Could you revise the records from their first line through the line containing "- row-number[interactable]: 1: [27, 420, 33, 431]", changing "watermark" to "overlay" and leaving everything else as it is?

════════════════════

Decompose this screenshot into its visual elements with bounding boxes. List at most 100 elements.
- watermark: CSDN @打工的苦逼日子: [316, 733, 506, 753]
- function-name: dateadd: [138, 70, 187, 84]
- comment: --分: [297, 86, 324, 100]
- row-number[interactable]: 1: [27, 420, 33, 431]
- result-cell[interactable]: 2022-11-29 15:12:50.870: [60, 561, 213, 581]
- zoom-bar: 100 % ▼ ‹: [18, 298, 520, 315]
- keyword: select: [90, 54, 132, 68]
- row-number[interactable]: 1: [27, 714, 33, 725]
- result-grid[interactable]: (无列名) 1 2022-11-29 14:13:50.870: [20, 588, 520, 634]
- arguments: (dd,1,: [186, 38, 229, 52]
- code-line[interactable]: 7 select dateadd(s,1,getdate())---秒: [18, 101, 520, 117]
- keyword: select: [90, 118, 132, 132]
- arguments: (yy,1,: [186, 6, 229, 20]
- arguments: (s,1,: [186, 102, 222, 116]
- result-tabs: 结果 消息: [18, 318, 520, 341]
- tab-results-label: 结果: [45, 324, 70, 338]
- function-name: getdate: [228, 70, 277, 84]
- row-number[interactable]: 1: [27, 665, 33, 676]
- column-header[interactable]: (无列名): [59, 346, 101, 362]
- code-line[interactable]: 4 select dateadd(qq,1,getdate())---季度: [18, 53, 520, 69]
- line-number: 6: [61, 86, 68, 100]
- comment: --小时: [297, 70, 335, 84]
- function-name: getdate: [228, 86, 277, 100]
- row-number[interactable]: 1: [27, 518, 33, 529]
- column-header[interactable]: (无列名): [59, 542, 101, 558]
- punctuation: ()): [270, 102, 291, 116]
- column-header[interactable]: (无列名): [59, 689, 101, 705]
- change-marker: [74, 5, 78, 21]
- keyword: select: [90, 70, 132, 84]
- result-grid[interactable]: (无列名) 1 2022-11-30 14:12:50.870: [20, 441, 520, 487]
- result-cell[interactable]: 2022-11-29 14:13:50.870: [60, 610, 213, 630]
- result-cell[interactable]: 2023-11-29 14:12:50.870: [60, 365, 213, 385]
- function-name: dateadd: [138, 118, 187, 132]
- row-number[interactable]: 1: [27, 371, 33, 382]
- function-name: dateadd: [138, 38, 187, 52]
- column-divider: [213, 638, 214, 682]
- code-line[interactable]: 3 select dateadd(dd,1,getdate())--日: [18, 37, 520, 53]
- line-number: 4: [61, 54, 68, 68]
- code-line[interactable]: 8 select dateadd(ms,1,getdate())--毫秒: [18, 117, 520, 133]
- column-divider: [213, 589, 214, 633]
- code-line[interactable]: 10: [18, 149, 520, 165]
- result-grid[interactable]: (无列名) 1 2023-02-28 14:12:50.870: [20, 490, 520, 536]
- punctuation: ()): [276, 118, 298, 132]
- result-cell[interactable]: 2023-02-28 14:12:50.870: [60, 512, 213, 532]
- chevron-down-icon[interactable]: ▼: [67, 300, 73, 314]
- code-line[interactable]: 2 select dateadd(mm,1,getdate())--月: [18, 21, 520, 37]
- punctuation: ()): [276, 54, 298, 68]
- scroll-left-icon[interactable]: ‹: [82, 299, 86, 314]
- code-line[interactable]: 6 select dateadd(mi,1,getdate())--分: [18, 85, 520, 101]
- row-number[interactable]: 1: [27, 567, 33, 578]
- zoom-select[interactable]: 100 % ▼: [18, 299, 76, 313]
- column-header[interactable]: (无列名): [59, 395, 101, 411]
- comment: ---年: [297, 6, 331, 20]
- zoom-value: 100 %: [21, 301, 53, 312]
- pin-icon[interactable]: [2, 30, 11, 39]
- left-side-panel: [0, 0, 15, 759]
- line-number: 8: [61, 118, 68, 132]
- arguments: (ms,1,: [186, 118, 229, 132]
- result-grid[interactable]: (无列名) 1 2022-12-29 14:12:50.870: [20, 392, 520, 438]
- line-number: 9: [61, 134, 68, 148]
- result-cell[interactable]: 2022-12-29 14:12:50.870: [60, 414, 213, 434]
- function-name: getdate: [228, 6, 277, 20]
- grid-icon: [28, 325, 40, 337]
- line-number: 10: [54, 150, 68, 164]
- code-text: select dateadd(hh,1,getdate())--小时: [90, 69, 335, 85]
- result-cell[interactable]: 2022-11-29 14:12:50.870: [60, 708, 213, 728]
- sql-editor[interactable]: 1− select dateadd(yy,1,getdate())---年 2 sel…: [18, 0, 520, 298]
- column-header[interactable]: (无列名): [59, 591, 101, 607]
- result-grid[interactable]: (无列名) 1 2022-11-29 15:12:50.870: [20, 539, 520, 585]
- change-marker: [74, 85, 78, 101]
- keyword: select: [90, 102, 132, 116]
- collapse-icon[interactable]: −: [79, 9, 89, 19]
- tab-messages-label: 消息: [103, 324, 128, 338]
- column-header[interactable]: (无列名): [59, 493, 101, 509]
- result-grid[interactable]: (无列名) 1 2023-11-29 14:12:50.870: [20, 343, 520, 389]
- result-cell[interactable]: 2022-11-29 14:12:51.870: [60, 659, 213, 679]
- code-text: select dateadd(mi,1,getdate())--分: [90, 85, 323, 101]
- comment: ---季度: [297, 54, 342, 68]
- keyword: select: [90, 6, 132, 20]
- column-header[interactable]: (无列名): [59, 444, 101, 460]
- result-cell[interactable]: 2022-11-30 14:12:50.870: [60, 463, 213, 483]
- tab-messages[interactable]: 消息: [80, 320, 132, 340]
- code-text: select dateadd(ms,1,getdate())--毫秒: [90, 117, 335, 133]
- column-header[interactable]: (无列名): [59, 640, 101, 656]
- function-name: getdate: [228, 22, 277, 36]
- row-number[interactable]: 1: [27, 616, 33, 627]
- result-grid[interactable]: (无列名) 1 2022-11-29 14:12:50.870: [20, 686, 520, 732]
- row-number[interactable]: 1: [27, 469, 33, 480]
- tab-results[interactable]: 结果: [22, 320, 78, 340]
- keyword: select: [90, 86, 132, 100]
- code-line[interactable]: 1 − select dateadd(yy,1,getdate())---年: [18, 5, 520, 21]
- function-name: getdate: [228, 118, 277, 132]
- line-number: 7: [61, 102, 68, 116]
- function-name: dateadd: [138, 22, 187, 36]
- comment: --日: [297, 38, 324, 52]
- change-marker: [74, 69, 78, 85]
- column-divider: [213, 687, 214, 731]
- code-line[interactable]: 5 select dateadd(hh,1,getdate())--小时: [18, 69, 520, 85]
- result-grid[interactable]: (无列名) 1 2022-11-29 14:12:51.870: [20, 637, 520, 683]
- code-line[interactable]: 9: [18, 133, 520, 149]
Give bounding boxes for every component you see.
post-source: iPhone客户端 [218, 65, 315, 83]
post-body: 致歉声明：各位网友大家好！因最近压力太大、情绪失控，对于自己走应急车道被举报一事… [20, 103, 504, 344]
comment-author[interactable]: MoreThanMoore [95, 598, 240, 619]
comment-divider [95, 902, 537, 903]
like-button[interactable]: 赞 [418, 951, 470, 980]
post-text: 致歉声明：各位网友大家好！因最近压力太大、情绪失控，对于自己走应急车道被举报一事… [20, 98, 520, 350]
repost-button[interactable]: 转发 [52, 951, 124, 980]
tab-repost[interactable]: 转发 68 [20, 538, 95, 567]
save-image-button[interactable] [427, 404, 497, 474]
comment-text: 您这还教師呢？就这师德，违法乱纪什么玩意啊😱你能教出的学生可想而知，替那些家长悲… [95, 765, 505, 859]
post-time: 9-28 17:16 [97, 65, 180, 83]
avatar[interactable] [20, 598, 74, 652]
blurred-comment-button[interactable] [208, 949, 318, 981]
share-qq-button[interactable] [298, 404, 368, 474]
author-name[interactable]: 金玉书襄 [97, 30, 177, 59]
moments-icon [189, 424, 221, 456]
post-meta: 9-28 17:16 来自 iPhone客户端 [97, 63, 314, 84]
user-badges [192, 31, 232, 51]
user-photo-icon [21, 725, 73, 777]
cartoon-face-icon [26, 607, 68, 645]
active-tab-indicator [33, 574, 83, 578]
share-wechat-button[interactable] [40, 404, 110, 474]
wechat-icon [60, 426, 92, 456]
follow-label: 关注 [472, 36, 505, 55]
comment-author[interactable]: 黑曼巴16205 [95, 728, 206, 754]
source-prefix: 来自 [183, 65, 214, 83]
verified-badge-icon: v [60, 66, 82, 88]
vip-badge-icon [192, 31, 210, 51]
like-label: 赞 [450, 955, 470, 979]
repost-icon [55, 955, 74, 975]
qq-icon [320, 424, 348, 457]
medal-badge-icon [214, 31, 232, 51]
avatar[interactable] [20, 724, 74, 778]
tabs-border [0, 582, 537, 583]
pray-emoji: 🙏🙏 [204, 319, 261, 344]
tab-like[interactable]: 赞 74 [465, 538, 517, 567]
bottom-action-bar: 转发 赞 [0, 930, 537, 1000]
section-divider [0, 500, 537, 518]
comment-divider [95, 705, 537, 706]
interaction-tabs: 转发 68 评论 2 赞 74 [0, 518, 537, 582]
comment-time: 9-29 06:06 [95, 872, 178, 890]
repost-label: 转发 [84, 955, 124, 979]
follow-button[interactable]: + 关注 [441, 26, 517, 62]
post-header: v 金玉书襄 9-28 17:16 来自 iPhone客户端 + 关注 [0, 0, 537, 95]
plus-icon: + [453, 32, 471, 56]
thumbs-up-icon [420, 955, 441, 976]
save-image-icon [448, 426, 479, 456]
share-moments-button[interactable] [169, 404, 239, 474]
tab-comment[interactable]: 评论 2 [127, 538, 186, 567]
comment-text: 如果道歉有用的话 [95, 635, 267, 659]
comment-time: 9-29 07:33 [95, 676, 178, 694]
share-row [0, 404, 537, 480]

════════════════════

▸ **SOLUTION BELOW**
Decompose this screenshot into its visual elements with bounding boxes. List at most 100 elements.
- overlay: CSDN @打工的苦逼日子: [316, 733, 506, 753]
- function-name: dateadd: [138, 70, 187, 84]
- comment: --分: [297, 86, 324, 100]
- row-number[interactable]: 1: [27, 420, 33, 431]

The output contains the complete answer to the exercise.